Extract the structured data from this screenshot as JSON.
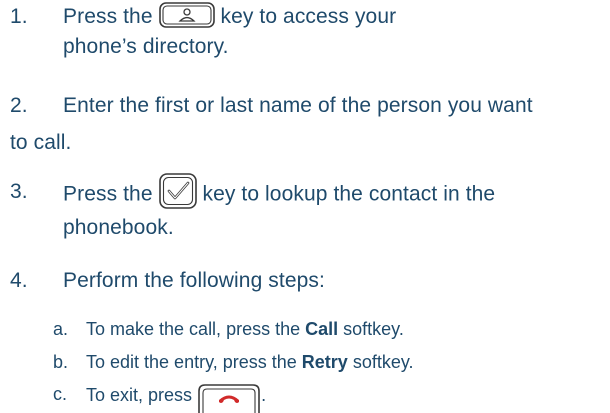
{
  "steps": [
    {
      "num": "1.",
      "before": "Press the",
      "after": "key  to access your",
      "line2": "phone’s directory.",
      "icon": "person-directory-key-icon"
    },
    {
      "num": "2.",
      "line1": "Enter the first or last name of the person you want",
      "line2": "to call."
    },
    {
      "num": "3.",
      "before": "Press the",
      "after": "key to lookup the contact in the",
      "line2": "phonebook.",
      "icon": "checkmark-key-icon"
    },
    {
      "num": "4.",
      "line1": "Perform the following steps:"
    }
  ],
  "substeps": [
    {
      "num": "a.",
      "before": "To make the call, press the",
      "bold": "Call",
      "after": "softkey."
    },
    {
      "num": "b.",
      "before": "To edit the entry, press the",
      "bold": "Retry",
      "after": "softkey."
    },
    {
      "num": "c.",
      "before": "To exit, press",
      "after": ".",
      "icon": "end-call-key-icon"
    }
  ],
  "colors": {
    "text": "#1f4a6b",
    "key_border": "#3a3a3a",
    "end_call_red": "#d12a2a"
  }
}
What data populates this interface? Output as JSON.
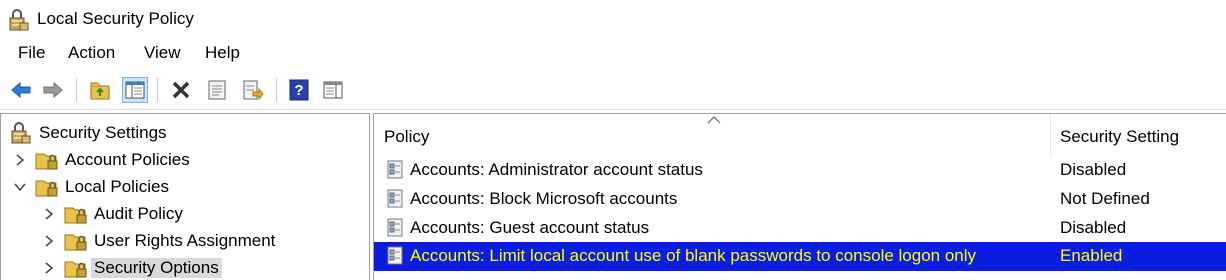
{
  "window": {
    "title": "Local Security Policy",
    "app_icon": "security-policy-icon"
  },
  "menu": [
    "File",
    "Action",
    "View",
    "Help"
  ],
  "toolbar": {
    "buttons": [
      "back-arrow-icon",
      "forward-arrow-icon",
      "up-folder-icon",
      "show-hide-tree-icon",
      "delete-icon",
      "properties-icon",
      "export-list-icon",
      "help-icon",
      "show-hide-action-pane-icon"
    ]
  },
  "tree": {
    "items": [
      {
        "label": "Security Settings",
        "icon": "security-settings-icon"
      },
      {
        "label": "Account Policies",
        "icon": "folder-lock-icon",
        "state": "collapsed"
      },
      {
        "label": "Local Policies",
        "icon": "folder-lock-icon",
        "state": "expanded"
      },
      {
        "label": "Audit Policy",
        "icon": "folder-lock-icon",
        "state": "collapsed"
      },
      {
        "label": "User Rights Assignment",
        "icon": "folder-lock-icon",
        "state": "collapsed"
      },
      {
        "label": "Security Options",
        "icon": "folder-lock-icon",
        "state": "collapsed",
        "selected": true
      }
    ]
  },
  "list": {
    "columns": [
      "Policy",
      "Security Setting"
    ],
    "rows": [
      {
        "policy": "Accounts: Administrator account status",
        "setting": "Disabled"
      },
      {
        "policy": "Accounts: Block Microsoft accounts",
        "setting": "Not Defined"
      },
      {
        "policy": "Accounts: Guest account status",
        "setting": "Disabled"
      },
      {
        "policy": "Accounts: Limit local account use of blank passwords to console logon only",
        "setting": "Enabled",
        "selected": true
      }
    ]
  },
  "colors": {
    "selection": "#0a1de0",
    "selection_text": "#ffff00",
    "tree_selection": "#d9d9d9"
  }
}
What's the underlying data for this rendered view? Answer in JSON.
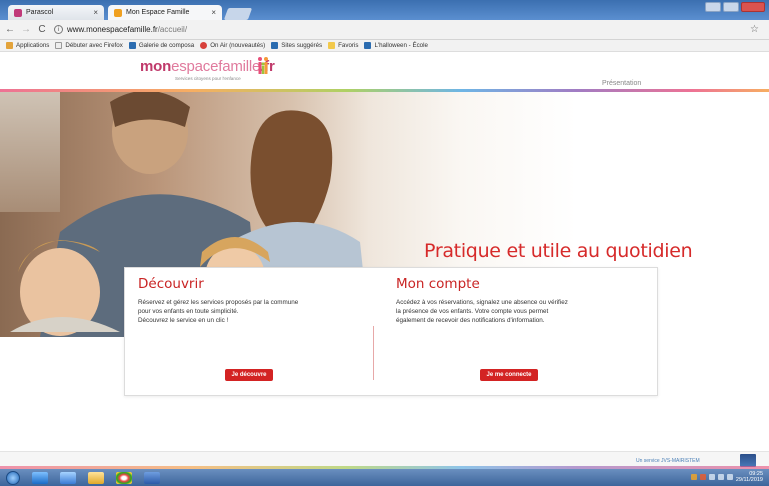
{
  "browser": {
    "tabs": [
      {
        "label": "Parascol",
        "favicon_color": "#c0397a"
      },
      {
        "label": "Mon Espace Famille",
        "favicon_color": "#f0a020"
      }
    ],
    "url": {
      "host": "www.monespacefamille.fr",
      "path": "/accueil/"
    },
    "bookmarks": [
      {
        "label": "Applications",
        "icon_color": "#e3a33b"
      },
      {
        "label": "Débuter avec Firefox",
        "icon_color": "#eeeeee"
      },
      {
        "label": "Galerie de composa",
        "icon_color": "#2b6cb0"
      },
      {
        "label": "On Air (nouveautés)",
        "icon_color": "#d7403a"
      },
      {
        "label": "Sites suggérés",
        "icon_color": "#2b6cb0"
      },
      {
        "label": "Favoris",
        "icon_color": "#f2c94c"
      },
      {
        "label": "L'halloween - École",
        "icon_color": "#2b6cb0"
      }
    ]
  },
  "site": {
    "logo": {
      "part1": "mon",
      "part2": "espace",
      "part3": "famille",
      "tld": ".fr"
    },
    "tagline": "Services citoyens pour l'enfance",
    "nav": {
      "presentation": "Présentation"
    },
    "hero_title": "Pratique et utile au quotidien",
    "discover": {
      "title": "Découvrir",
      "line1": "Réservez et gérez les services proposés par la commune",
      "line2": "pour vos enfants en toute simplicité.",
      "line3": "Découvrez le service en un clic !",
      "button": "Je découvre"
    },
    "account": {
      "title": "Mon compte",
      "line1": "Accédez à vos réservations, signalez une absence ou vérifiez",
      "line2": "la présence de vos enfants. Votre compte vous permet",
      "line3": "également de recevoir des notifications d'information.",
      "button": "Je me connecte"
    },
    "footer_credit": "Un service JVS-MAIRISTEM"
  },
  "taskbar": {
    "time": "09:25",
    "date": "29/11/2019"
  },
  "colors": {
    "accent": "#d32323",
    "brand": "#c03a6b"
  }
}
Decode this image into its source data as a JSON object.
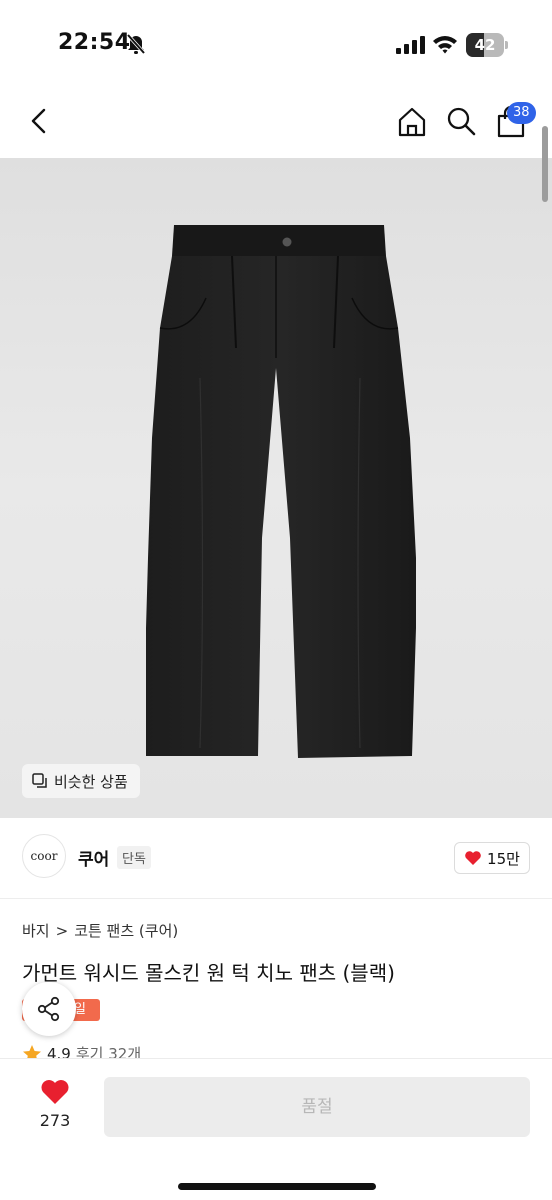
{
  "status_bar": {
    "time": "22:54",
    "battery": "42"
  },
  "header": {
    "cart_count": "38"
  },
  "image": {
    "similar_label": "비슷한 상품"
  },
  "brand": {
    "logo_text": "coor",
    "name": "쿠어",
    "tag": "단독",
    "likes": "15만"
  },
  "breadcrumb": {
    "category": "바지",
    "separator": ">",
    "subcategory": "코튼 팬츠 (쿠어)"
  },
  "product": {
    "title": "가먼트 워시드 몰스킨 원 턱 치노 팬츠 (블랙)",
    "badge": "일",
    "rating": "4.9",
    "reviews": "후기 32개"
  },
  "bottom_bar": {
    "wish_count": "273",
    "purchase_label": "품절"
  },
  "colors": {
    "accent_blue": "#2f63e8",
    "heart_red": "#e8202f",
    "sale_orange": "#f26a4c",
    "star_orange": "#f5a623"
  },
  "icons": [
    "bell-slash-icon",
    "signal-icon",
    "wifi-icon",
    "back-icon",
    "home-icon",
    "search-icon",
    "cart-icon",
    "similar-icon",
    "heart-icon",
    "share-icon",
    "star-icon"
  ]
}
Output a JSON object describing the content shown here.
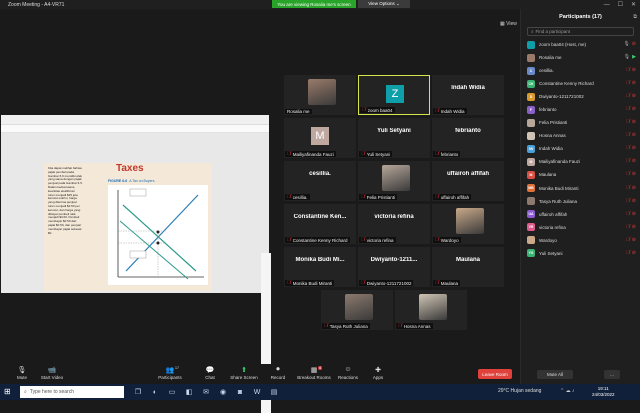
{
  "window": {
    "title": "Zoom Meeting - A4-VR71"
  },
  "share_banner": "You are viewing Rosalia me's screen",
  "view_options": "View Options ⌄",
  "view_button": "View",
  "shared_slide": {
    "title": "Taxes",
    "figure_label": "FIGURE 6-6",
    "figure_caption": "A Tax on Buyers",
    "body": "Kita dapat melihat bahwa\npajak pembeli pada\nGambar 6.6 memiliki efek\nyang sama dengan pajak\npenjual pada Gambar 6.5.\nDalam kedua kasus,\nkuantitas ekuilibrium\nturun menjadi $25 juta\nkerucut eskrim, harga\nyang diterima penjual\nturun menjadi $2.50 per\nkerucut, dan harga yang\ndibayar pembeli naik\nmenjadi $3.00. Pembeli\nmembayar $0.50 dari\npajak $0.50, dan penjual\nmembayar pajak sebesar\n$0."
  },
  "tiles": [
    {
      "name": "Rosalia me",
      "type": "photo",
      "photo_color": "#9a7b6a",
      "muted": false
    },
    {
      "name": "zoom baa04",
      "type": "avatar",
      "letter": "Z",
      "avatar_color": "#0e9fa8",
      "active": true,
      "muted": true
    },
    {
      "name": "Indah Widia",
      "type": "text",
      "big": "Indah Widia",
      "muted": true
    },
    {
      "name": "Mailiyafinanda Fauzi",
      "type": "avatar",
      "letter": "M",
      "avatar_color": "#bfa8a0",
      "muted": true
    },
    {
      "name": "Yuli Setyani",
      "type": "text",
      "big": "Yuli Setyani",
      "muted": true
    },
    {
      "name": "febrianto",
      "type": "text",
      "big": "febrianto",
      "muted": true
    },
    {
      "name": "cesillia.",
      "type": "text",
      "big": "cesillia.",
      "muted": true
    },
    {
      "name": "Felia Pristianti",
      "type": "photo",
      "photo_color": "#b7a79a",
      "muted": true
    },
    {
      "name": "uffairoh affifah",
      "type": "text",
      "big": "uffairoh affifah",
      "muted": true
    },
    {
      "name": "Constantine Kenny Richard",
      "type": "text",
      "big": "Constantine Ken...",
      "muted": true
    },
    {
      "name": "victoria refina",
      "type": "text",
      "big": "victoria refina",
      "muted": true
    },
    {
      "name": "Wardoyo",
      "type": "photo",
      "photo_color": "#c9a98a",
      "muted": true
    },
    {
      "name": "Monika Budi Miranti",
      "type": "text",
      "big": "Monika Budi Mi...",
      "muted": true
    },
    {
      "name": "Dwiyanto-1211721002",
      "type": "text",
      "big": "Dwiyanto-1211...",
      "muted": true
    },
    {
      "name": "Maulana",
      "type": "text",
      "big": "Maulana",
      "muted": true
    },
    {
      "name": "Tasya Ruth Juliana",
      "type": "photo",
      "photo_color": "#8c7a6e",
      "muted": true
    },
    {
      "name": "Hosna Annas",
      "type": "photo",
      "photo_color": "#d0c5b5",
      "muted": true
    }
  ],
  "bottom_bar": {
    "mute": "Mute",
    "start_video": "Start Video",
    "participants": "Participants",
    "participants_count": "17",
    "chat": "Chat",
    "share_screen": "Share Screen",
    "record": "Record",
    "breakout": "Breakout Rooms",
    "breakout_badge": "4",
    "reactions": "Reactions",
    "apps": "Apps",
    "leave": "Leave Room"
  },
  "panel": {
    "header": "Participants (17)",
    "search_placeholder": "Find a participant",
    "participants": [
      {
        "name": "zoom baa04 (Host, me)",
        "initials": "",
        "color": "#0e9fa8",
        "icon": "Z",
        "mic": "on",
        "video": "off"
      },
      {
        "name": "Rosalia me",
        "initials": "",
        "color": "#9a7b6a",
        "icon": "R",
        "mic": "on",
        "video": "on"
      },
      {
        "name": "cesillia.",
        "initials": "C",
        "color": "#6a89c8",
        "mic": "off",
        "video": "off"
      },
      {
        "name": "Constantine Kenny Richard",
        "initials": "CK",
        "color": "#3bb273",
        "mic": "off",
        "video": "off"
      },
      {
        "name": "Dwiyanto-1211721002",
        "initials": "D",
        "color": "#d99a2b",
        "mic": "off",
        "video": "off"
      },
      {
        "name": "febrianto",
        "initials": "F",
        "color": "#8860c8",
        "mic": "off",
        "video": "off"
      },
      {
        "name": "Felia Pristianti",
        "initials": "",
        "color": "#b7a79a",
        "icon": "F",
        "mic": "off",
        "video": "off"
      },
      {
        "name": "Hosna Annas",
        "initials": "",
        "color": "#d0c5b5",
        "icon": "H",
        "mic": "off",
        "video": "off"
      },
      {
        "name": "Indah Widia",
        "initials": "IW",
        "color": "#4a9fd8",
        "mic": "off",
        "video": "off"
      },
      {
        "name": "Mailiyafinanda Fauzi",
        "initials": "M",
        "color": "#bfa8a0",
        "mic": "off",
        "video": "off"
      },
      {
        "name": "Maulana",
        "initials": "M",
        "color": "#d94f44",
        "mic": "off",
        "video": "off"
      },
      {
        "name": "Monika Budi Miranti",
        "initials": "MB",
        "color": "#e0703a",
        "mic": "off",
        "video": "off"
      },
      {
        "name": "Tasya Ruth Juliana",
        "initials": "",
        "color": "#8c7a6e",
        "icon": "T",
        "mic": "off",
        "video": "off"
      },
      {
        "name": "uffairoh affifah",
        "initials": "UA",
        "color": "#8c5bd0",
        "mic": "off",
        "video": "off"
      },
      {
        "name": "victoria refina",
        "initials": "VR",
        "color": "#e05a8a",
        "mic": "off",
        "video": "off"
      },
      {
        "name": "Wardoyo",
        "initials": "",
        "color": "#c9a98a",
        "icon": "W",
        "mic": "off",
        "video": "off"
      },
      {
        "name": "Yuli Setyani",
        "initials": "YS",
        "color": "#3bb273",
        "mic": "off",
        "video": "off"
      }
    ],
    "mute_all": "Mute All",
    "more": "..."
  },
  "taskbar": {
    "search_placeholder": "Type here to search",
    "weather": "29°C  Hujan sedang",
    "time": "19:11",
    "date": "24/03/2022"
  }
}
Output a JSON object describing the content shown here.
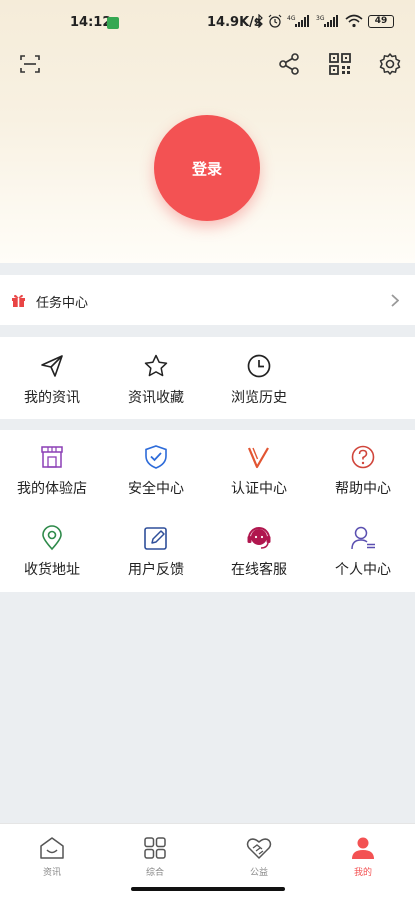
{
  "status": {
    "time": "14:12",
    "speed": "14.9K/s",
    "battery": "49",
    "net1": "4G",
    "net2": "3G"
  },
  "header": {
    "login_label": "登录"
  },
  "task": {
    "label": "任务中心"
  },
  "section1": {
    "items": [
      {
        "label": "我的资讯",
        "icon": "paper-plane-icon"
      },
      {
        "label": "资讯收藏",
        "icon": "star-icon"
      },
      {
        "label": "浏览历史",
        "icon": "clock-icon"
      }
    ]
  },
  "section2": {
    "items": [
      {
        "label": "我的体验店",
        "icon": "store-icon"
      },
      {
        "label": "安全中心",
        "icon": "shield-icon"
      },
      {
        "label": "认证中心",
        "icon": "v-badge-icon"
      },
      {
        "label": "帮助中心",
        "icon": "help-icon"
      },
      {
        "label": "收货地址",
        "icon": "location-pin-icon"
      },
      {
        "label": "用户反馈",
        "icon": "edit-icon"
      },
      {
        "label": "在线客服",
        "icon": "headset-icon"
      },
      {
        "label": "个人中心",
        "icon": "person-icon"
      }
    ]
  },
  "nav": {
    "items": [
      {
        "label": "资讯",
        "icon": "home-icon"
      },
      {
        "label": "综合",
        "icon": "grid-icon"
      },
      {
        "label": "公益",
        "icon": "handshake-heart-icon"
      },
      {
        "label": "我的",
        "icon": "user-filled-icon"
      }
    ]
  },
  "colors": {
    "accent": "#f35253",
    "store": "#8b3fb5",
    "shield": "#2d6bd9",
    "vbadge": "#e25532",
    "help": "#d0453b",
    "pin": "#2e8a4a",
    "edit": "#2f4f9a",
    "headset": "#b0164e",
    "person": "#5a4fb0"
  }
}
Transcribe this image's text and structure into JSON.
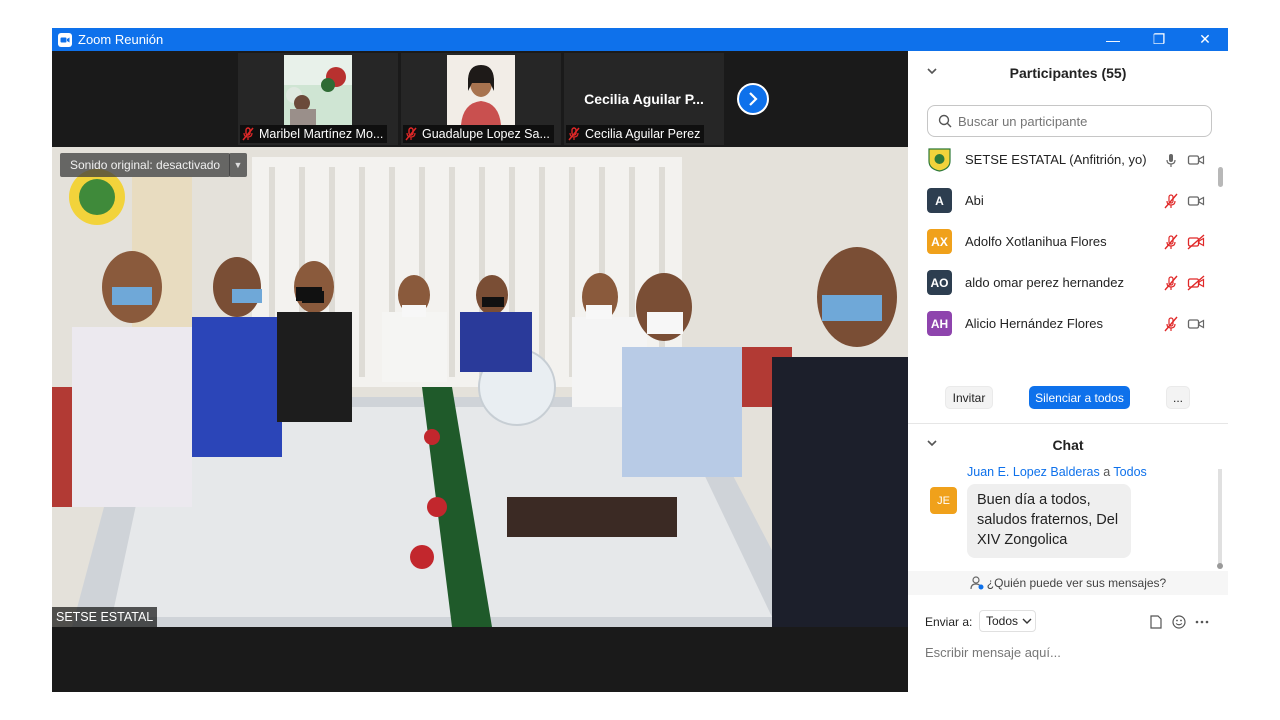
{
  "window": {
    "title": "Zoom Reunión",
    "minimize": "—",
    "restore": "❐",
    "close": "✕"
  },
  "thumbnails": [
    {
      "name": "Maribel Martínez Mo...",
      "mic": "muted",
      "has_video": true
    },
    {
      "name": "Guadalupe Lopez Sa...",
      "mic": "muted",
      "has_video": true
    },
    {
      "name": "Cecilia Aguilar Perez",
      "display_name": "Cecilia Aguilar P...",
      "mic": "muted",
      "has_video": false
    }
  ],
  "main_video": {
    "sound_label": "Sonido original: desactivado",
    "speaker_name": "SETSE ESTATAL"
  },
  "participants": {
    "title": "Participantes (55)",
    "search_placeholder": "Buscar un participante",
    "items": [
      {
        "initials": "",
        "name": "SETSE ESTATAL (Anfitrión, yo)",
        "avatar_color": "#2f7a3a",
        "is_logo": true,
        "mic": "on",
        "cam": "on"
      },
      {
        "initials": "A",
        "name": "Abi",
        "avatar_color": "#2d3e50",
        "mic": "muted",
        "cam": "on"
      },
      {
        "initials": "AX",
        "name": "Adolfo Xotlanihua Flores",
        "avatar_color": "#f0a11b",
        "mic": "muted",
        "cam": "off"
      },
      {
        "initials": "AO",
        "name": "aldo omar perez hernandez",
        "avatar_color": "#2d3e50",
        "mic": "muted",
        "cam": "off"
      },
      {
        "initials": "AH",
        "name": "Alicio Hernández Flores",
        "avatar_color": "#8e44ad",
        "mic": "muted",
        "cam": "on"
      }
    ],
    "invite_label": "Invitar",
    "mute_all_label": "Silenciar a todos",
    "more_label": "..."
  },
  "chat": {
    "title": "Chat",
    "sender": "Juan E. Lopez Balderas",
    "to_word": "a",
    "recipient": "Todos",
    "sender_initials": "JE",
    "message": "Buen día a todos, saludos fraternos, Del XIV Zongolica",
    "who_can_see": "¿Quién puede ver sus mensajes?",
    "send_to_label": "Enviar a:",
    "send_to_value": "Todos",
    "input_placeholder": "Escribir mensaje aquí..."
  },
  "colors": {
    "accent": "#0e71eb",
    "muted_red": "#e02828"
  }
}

Exercise — Gather and return every line that holds the string "Constantine".

In response —
      "name": "Constantine Kenny Richard",
      "big": "Constantine Ken...",
        "name": "Constantine Kenny Richard",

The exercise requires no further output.